⟨

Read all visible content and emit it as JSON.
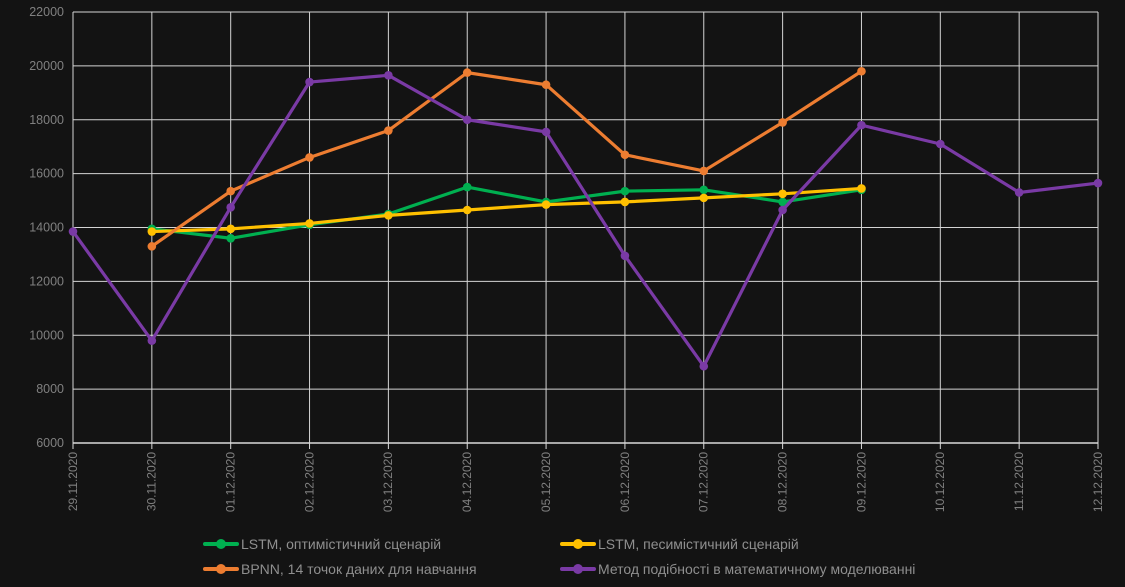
{
  "chart_data": {
    "type": "line",
    "title": "",
    "x_categories": [
      "29.11.2020",
      "30.11.2020",
      "01.12.2020",
      "02.12.2020",
      "03.12.2020",
      "04.12.2020",
      "05.12.2020",
      "06.12.2020",
      "07.12.2020",
      "08.12.2020",
      "09.12.2020",
      "10.12.2020",
      "11.12.2020",
      "12.12.2020"
    ],
    "ylim": [
      6000,
      22000
    ],
    "ytick_step": 2000,
    "ytick_labels": [
      "22000",
      "20000",
      "18000",
      "16000",
      "14000",
      "12000",
      "10000",
      "8000",
      "6000"
    ],
    "grid": "both",
    "legend_position": "bottom",
    "series": [
      {
        "name": "LSTM, оптимістичний сценарій",
        "color": "#00B050",
        "values": [
          null,
          13950,
          13600,
          14100,
          14500,
          15500,
          14950,
          15350,
          15400,
          14950,
          15400,
          null,
          null,
          null
        ]
      },
      {
        "name": "LSTM, песимістичний сценарій",
        "color": "#FFC000",
        "values": [
          null,
          13850,
          13950,
          14150,
          14450,
          14650,
          14850,
          14950,
          15100,
          15250,
          15450,
          null,
          null,
          null
        ]
      },
      {
        "name": "BPNN, 14 точок даних для навчання",
        "color": "#ED7D31",
        "values": [
          null,
          13300,
          15350,
          16600,
          17600,
          19750,
          19300,
          16700,
          16100,
          17900,
          19800,
          null,
          null,
          null
        ]
      },
      {
        "name": "Метод подібності в математичному моделюванні",
        "color": "#7A3AA5",
        "values": [
          13850,
          9800,
          14750,
          19400,
          19650,
          18000,
          17550,
          12950,
          8850,
          14650,
          17800,
          17100,
          15300,
          15650
        ]
      }
    ]
  },
  "colors": {
    "background": "#131313",
    "gridline": "#d4d4d4",
    "axis_line": "#d9d9d9",
    "tick_label": "#808080",
    "legend_text": "#8f8f8f"
  }
}
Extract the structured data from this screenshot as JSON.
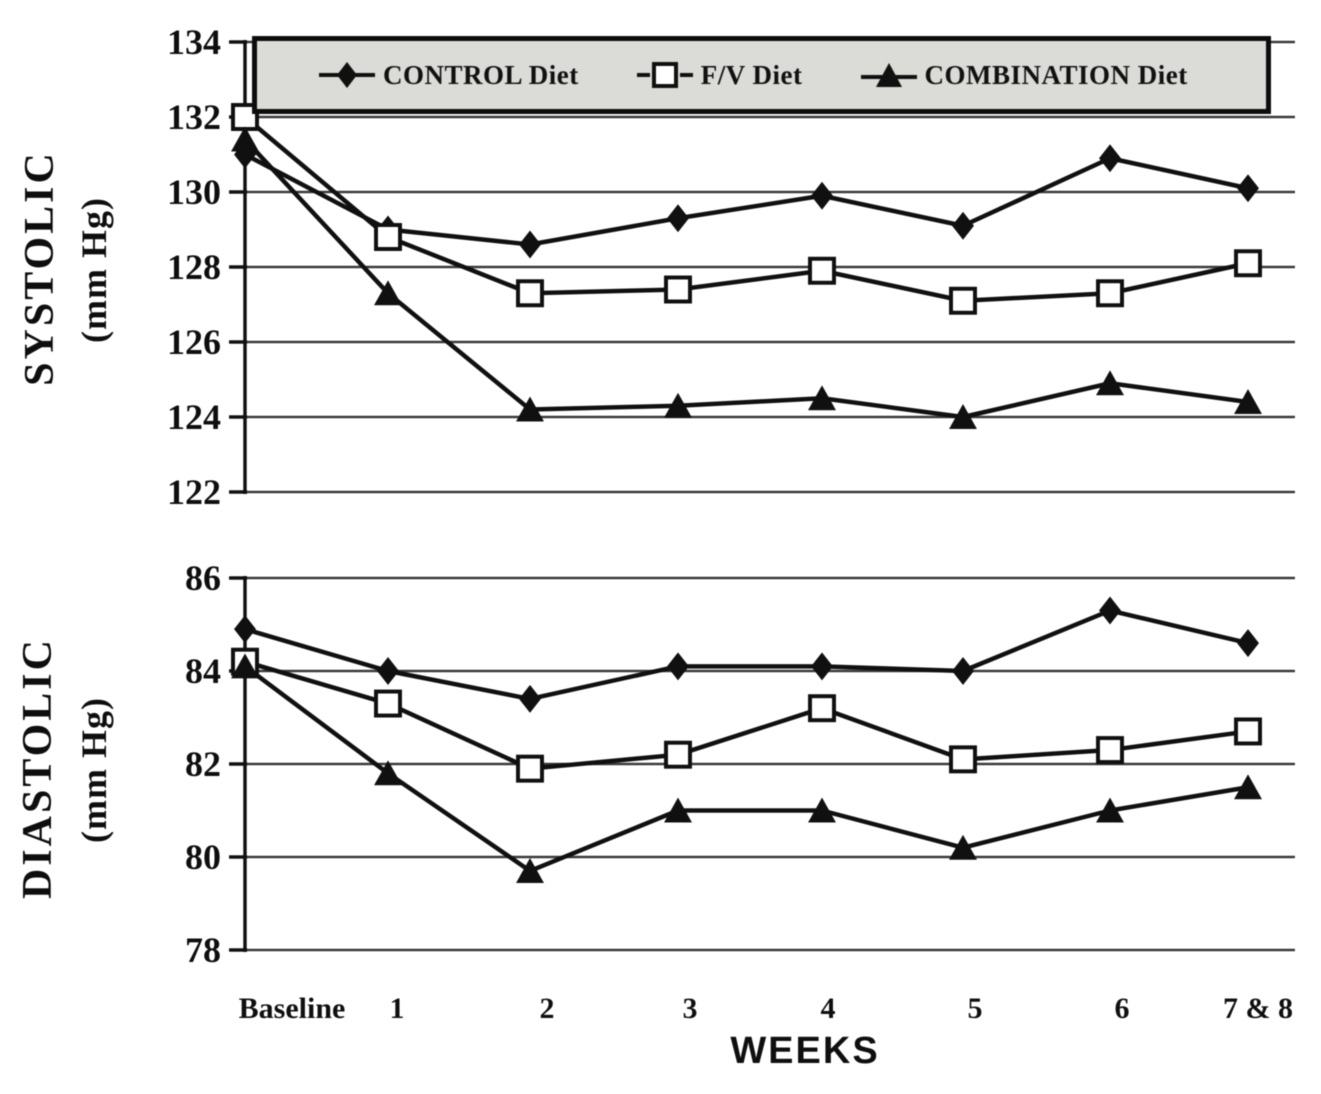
{
  "figure": {
    "xaxis_label": "WEEKS",
    "x_categories": [
      "Baseline",
      "1",
      "2",
      "3",
      "4",
      "5",
      "6",
      "7 & 8"
    ],
    "ink_color": "#141414",
    "background_color": "#ffffff"
  },
  "legend": {
    "background": "#d7d7d4",
    "border_color": "#111111",
    "items": [
      {
        "label": "CONTROL Diet",
        "marker": "filled-diamond"
      },
      {
        "label": "F/V Diet",
        "marker": "open-square"
      },
      {
        "label": "COMBINATION Diet",
        "marker": "filled-triangle"
      }
    ]
  },
  "chart_data": [
    {
      "type": "line",
      "title": "Systolic blood pressure by week",
      "ylabel_main": "SYSTOLIC",
      "ylabel_unit": "(mm Hg)",
      "categories": [
        "Baseline",
        "1",
        "2",
        "3",
        "4",
        "5",
        "6",
        "7 & 8"
      ],
      "ylim": [
        122,
        134
      ],
      "yticks": [
        134,
        132,
        130,
        128,
        126,
        124,
        122
      ],
      "grid": true,
      "legend_position": "top",
      "series": [
        {
          "name": "CONTROL Diet",
          "marker": "filled-diamond",
          "values": [
            131.0,
            129.0,
            128.6,
            129.3,
            129.9,
            129.1,
            130.9,
            130.1
          ]
        },
        {
          "name": "F/V Diet",
          "marker": "open-square",
          "values": [
            132.0,
            128.8,
            127.3,
            127.4,
            127.9,
            127.1,
            127.3,
            128.1
          ]
        },
        {
          "name": "COMBINATION Diet",
          "marker": "filled-triangle",
          "values": [
            131.4,
            127.3,
            124.2,
            124.3,
            124.5,
            124.0,
            124.9,
            124.4
          ]
        }
      ]
    },
    {
      "type": "line",
      "title": "Diastolic blood pressure by week",
      "ylabel_main": "DIASTOLIC",
      "ylabel_unit": "(mm Hg)",
      "categories": [
        "Baseline",
        "1",
        "2",
        "3",
        "4",
        "5",
        "6",
        "7 & 8"
      ],
      "ylim": [
        78,
        86
      ],
      "yticks": [
        86,
        84,
        82,
        80,
        78
      ],
      "grid": true,
      "series": [
        {
          "name": "CONTROL Diet",
          "marker": "filled-diamond",
          "values": [
            84.9,
            84.0,
            83.4,
            84.1,
            84.1,
            84.0,
            85.3,
            84.6
          ]
        },
        {
          "name": "F/V Diet",
          "marker": "open-square",
          "values": [
            84.2,
            83.3,
            81.9,
            82.2,
            83.2,
            82.1,
            82.3,
            82.7
          ]
        },
        {
          "name": "COMBINATION Diet",
          "marker": "filled-triangle",
          "values": [
            84.1,
            81.8,
            79.7,
            81.0,
            81.0,
            80.2,
            81.0,
            81.5
          ]
        }
      ]
    }
  ]
}
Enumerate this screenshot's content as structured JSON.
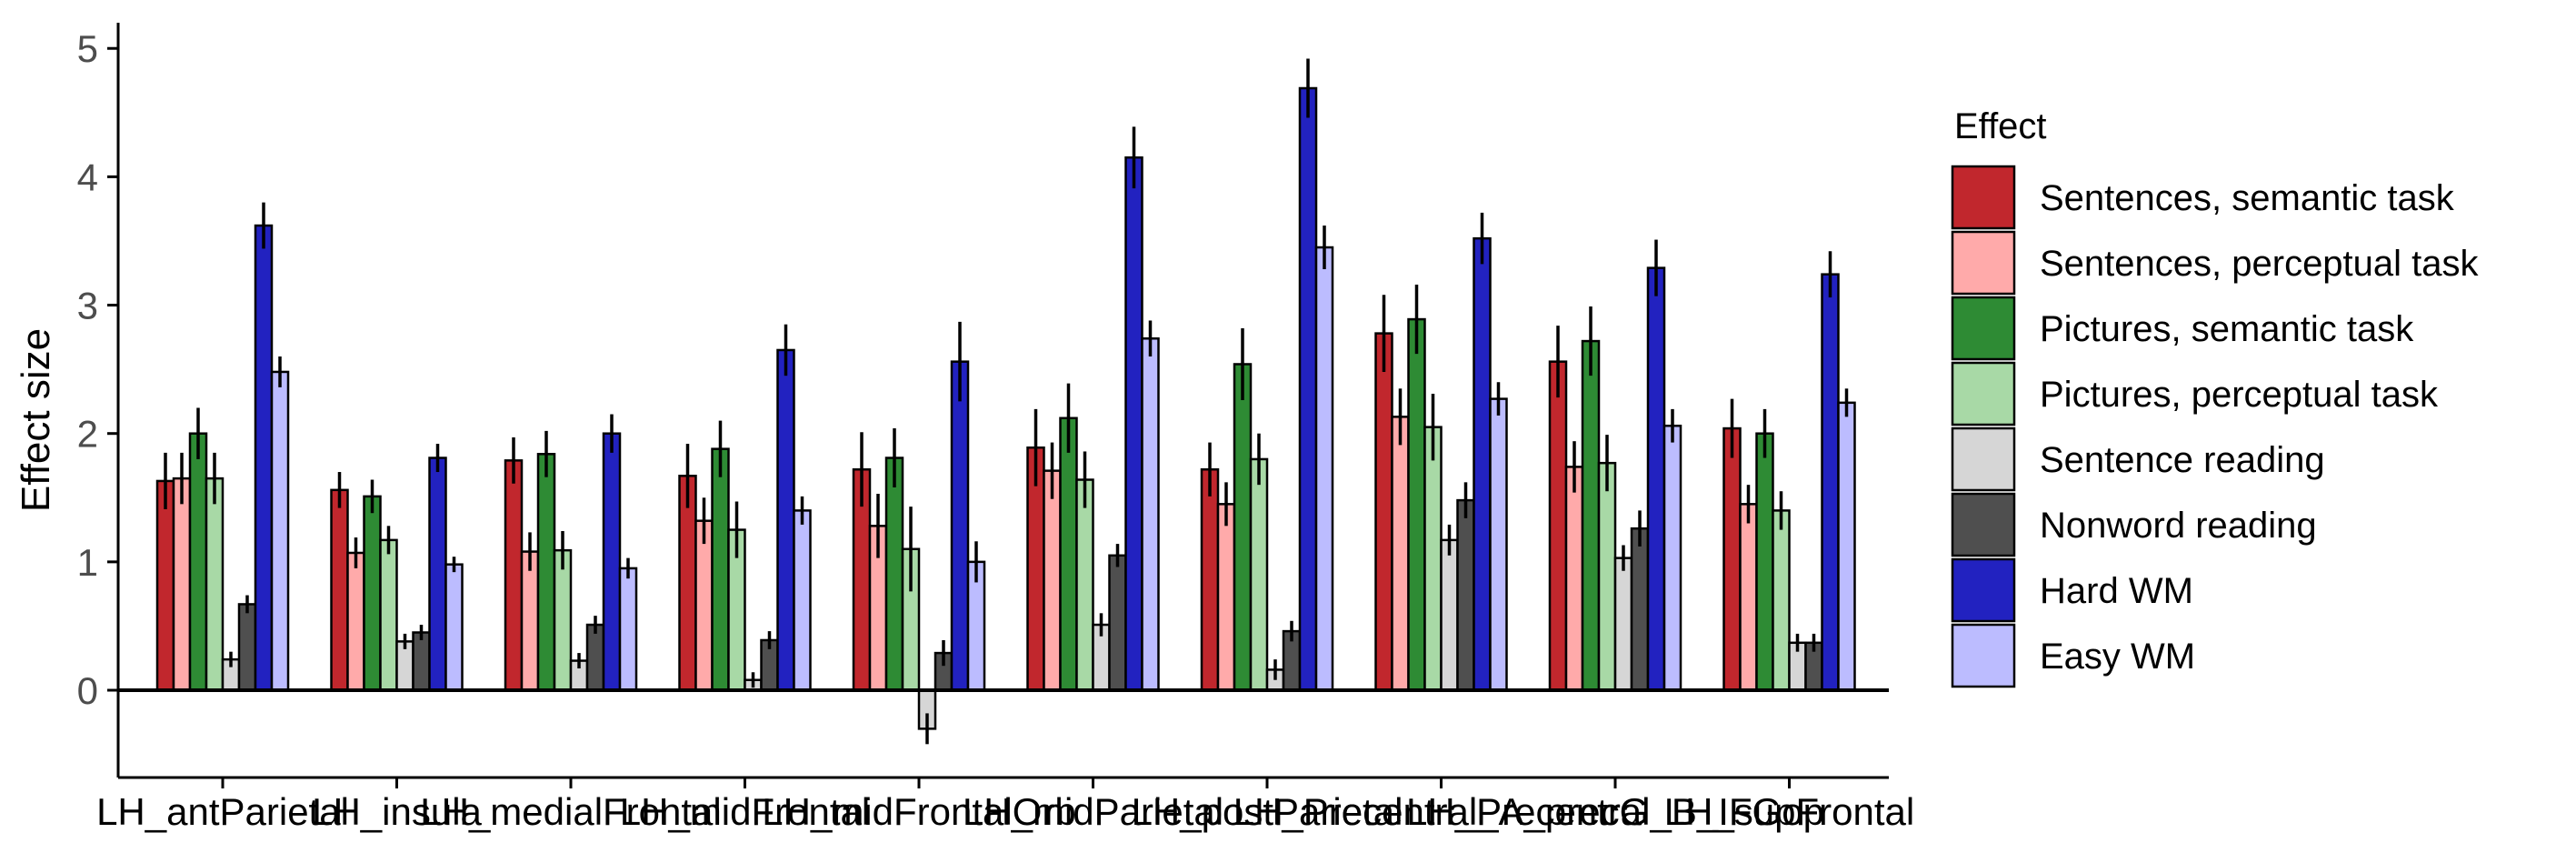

⟩

• [What you need to do]: Using the listing above, list every line in which the string "pressure" occurs.

• [Worked solution]:
      "title": "Systolic blood pressure by week",
      "title": "Diastolic blood pressure by week",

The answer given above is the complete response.